(begin)

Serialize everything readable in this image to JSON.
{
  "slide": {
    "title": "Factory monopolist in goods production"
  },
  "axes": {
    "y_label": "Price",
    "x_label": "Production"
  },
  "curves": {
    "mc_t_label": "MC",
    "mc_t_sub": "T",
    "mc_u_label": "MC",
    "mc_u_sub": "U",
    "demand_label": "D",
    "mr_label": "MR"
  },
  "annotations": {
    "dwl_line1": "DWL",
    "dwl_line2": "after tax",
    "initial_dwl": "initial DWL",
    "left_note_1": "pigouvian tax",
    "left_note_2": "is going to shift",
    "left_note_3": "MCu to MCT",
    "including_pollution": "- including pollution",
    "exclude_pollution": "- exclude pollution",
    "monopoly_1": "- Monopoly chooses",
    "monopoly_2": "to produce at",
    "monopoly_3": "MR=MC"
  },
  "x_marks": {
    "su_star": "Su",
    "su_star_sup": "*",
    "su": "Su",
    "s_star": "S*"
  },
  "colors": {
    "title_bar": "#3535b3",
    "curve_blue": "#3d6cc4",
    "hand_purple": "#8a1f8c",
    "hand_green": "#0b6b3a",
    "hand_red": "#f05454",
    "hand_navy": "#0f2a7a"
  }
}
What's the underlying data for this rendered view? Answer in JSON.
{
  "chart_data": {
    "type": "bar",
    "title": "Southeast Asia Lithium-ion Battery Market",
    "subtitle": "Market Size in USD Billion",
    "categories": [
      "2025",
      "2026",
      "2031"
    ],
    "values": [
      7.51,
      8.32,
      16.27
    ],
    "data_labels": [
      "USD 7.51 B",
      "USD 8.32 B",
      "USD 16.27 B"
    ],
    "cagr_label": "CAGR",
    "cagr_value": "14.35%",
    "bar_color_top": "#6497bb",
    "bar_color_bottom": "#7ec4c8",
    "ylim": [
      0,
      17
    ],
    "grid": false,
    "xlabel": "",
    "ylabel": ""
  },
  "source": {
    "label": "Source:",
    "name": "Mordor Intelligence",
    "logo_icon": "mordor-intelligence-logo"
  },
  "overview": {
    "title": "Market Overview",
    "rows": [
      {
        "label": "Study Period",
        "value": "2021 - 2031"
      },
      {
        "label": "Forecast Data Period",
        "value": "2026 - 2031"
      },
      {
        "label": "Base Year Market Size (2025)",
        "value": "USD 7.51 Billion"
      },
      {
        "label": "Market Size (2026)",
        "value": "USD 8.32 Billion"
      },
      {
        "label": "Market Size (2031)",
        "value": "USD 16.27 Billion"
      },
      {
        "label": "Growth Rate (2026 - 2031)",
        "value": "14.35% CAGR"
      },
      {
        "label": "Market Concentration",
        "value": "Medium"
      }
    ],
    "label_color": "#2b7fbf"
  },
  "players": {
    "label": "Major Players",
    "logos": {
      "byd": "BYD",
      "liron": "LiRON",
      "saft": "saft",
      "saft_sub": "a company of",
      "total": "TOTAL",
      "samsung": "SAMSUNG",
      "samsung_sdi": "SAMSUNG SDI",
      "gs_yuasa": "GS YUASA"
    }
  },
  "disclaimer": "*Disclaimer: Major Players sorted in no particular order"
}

(end)

## Task goal:
Reproduce every record, matching each line exactly.

## The reply:
Serialize everything readable in this image to JSON.
{
  "slide": {
    "title": "Factory monopolist in goods production"
  },
  "axes": {
    "y_label": "Price",
    "x_label": "Production"
  },
  "curves": {
    "mc_t_label": "MC",
    "mc_t_sub": "T",
    "mc_u_label": "MC",
    "mc_u_sub": "U",
    "demand_label": "D",
    "mr_label": "MR"
  },
  "annotations": {
    "dwl_line1": "DWL",
    "dwl_line2": "after tax",
    "initial_dwl": "initial DWL",
    "left_note_1": "pigouvian tax",
    "left_note_2": "is going to shift",
    "left_note_3": "MCu to MCT",
    "including_pollution": "- including pollution",
    "exclude_pollution": "- exclude pollution",
    "monopoly_1": "- Monopoly chooses",
    "monopoly_2": "to produce at",
    "monopoly_3": "MR=MC"
  },
  "x_marks": {
    "su_star": "Su",
    "su_star_sup": "*",
    "su": "Su",
    "s_star": "S*"
  },
  "colors": {
    "title_bar": "#3535b3",
    "curve_blue": "#3d6cc4",
    "hand_purple": "#8a1f8c",
    "hand_green": "#0b6b3a",
    "hand_red": "#f05454",
    "hand_navy": "#0f2a7a"
  }
}
What's the underlying data for this rendered view? Answer in JSON.
{
  "chart_data": {
    "type": "bar",
    "title": "Southeast Asia Lithium-ion Battery Market",
    "subtitle": "Market Size in USD Billion",
    "categories": [
      "2025",
      "2026",
      "2031"
    ],
    "values": [
      7.51,
      8.32,
      16.27
    ],
    "data_labels": [
      "USD 7.51 B",
      "USD 8.32 B",
      "USD 16.27 B"
    ],
    "cagr_label": "CAGR",
    "cagr_value": "14.35%",
    "bar_color_top": "#6497bb",
    "bar_color_bottom": "#7ec4c8",
    "ylim": [
      0,
      17
    ],
    "grid": false,
    "xlabel": "",
    "ylabel": ""
  },
  "source": {
    "label": "Source:",
    "name": "Mordor Intelligence",
    "logo_icon": "mordor-intelligence-logo"
  },
  "overview": {
    "title": "Market Overview",
    "rows": [
      {
        "label": "Study Period",
        "value": "2021 - 2031"
      },
      {
        "label": "Forecast Data Period",
        "value": "2026 - 2031"
      },
      {
        "label": "Base Year Market Size (2025)",
        "value": "USD 7.51 Billion"
      },
      {
        "label": "Market Size (2026)",
        "value": "USD 8.32 Billion"
      },
      {
        "label": "Market Size (2031)",
        "value": "USD 16.27 Billion"
      },
      {
        "label": "Growth Rate (2026 - 2031)",
        "value": "14.35% CAGR"
      },
      {
        "label": "Market Concentration",
        "value": "Medium"
      }
    ],
    "label_color": "#2b7fbf"
  },
  "players": {
    "label": "Major Players",
    "logos": {
      "byd": "BYD",
      "liron": "LiRON",
      "saft": "saft",
      "saft_sub": "a company of",
      "total": "TOTAL",
      "samsung": "SAMSUNG",
      "samsung_sdi": "SAMSUNG SDI",
      "gs_yuasa": "GS YUASA"
    }
  },
  "disclaimer": "*Disclaimer: Major Players sorted in no particular order"
}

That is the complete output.